Copy each entry as it stands, leaving nothing out.

A block of data
· · · ·

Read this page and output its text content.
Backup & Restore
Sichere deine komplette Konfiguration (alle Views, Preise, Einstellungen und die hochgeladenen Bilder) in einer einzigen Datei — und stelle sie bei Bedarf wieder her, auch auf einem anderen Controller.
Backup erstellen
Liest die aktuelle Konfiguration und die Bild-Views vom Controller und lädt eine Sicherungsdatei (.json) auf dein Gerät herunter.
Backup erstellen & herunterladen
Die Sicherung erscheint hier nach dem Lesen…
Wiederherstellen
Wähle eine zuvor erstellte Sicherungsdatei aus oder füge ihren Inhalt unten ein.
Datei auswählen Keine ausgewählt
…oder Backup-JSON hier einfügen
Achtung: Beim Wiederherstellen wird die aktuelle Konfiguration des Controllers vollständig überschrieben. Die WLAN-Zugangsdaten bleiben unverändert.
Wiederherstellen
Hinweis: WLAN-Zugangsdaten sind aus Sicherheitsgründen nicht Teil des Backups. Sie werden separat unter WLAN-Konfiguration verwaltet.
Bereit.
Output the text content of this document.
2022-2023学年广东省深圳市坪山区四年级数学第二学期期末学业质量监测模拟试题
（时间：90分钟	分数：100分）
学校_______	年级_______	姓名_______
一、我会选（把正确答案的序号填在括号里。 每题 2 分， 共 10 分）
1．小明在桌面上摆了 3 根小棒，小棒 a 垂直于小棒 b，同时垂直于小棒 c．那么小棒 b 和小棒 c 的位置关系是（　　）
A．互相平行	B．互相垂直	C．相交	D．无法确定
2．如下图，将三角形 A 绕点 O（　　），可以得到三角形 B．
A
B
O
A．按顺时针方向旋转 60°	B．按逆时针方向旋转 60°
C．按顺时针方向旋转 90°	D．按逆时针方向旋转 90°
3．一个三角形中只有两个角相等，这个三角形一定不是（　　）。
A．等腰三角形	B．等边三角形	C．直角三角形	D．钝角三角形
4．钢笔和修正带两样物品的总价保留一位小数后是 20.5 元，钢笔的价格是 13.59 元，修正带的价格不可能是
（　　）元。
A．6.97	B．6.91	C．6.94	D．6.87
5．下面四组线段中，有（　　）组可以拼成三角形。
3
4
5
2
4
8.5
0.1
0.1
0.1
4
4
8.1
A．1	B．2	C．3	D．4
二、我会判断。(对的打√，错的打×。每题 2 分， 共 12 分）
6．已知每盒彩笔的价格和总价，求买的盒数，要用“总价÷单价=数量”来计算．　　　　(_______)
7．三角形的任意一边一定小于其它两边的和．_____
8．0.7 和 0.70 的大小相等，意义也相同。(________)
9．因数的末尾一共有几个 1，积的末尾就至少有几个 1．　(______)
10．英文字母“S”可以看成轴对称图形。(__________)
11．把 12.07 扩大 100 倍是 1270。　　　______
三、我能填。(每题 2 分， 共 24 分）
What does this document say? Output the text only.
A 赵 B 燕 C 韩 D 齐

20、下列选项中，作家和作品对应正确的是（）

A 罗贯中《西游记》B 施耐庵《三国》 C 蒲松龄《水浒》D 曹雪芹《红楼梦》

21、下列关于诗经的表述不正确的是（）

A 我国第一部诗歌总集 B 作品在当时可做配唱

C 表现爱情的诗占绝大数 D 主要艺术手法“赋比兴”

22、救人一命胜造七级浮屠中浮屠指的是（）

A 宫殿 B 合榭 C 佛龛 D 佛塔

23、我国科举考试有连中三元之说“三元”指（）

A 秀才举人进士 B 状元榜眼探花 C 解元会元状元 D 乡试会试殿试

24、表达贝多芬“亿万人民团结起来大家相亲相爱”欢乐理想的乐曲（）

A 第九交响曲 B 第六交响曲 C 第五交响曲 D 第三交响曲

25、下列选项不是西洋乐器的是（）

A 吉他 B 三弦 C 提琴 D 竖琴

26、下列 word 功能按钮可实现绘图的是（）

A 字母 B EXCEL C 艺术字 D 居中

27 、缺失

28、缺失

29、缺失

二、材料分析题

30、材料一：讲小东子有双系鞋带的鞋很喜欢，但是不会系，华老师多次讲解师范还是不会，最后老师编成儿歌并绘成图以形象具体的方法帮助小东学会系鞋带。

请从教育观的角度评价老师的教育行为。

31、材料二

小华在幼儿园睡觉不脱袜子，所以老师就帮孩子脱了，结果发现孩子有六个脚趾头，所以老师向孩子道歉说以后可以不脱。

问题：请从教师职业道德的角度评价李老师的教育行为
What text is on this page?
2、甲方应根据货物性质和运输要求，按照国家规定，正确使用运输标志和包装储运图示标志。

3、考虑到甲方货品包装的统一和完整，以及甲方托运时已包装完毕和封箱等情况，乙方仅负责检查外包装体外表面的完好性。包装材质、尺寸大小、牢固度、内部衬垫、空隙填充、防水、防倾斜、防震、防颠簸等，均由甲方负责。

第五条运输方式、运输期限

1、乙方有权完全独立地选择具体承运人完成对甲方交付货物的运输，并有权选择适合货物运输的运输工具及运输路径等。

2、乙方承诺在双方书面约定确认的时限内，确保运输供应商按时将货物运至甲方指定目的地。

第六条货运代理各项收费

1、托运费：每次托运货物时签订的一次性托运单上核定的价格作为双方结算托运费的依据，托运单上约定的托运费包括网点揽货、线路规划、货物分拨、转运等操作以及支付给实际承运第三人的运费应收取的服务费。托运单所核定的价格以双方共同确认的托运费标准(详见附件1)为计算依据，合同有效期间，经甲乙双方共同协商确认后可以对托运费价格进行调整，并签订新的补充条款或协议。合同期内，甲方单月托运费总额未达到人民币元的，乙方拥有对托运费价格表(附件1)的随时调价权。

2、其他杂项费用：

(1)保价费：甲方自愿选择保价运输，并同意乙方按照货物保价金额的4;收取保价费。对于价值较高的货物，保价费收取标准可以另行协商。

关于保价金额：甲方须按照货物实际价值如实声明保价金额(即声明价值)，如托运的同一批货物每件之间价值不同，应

· · · ·

- _Solution to the exercise_
Read this page and output its text content.
Backup & Restore
Sichere deine komplette Konfiguration (alle Views, Preise, Einstellungen und die hochgeladenen Bilder) in einer einzigen Datei — und stelle sie bei Bedarf wieder her, auch auf einem anderen Controller.
Backup erstellen
Liest die aktuelle Konfiguration und die Bild-Views vom Controller und lädt eine Sicherungsdatei (.json) auf dein Gerät herunter.
Backup erstellen & herunterladen
Die Sicherung erscheint hier nach dem Lesen…
Wiederherstellen
Wähle eine zuvor erstellte Sicherungsdatei aus oder füge ihren Inhalt unten ein.
Datei auswählen Keine ausgewählt
…oder Backup-JSON hier einfügen
Achtung: Beim Wiederherstellen wird die aktuelle Konfiguration des Controllers vollständig überschrieben. Die WLAN-Zugangsdaten bleiben unverändert.
Wiederherstellen
Hinweis: WLAN-Zugangsdaten sind aus Sicherheitsgründen nicht Teil des Backups. Sie werden separat unter WLAN-Konfiguration verwaltet.
Bereit.
Output the text content of this document.
2022-2023学年广东省深圳市坪山区四年级数学第二学期期末学业质量监测模拟试题
（时间：90分钟	分数：100分）
学校_______	年级_______	姓名_______
一、我会选（把正确答案的序号填在括号里。 每题 2 分， 共 10 分）
1．小明在桌面上摆了 3 根小棒，小棒 a 垂直于小棒 b，同时垂直于小棒 c．那么小棒 b 和小棒 c 的位置关系是（　　）
A．互相平行	B．互相垂直	C．相交	D．无法确定
2．如下图，将三角形 A 绕点 O（　　），可以得到三角形 B．
A
B
O
A．按顺时针方向旋转 60°	B．按逆时针方向旋转 60°
C．按顺时针方向旋转 90°	D．按逆时针方向旋转 90°
3．一个三角形中只有两个角相等，这个三角形一定不是（　　）。
A．等腰三角形	B．等边三角形	C．直角三角形	D．钝角三角形
4．钢笔和修正带两样物品的总价保留一位小数后是 20.5 元，钢笔的价格是 13.59 元，修正带的价格不可能是
（　　）元。
A．6.97	B．6.91	C．6.94	D．6.87
5．下面四组线段中，有（　　）组可以拼成三角形。
3
4
5
2
4
8.5
0.1
0.1
0.1
4
4
8.1
A．1	B．2	C．3	D．4
二、我会判断。(对的打√，错的打×。每题 2 分， 共 12 分）
6．已知每盒彩笔的价格和总价，求买的盒数，要用“总价÷单价=数量”来计算．　　　　(_______)
7．三角形的任意一边一定小于其它两边的和．_____
8．0.7 和 0.70 的大小相等，意义也相同。(________)
9．因数的末尾一共有几个 1，积的末尾就至少有几个 1．　(______)
10．英文字母“S”可以看成轴对称图形。(__________)
11．把 12.07 扩大 100 倍是 1270。　　　______
三、我能填。(每题 2 分， 共 24 分）
What does this document say? Output the text only.
A 赵 B 燕 C 韩 D 齐

20、下列选项中，作家和作品对应正确的是（）

A 罗贯中《西游记》B 施耐庵《三国》 C 蒲松龄《水浒》D 曹雪芹《红楼梦》

21、下列关于诗经的表述不正确的是（）

A 我国第一部诗歌总集 B 作品在当时可做配唱

C 表现爱情的诗占绝大数 D 主要艺术手法“赋比兴”

22、救人一命胜造七级浮屠中浮屠指的是（）

A 宫殿 B 合榭 C 佛龛 D 佛塔

23、我国科举考试有连中三元之说“三元”指（）

A 秀才举人进士 B 状元榜眼探花 C 解元会元状元 D 乡试会试殿试

24、表达贝多芬“亿万人民团结起来大家相亲相爱”欢乐理想的乐曲（）

A 第九交响曲 B 第六交响曲 C 第五交响曲 D 第三交响曲

25、下列选项不是西洋乐器的是（）

A 吉他 B 三弦 C 提琴 D 竖琴

26、下列 word 功能按钮可实现绘图的是（）

A 字母 B EXCEL C 艺术字 D 居中

27 、缺失

28、缺失

29、缺失

二、材料分析题

30、材料一：讲小东子有双系鞋带的鞋很喜欢，但是不会系，华老师多次讲解师范还是不会，最后老师编成儿歌并绘成图以形象具体的方法帮助小东学会系鞋带。

请从教育观的角度评价老师的教育行为。

31、材料二

小华在幼儿园睡觉不脱袜子，所以老师就帮孩子脱了，结果发现孩子有六个脚趾头，所以老师向孩子道歉说以后可以不脱。

问题：请从教师职业道德的角度评价李老师的教育行为
What text is on this page?
2、甲方应根据货物性质和运输要求，按照国家规定，正确使用运输标志和包装储运图示标志。

3、考虑到甲方货品包装的统一和完整，以及甲方托运时已包装完毕和封箱等情况，乙方仅负责检查外包装体外表面的完好性。包装材质、尺寸大小、牢固度、内部衬垫、空隙填充、防水、防倾斜、防震、防颠簸等，均由甲方负责。

第五条运输方式、运输期限

1、乙方有权完全独立地选择具体承运人完成对甲方交付货物的运输，并有权选择适合货物运输的运输工具及运输路径等。

2、乙方承诺在双方书面约定确认的时限内，确保运输供应商按时将货物运至甲方指定目的地。

第六条货运代理各项收费

1、托运费：每次托运货物时签订的一次性托运单上核定的价格作为双方结算托运费的依据，托运单上约定的托运费包括网点揽货、线路规划、货物分拨、转运等操作以及支付给实际承运第三人的运费应收取的服务费。托运单所核定的价格以双方共同确认的托运费标准(详见附件1)为计算依据，合同有效期间，经甲乙双方共同协商确认后可以对托运费价格进行调整，并签订新的补充条款或协议。合同期内，甲方单月托运费总额未达到人民币元的，乙方拥有对托运费价格表(附件1)的随时调价权。

2、其他杂项费用：

(1)保价费：甲方自愿选择保价运输，并同意乙方按照货物保价金额的4;收取保价费。对于价值较高的货物，保价费收取标准可以另行协商。

关于保价金额：甲方须按照货物实际价值如实声明保价金额(即声明价值)，如托运的同一批货物每件之间价值不同，应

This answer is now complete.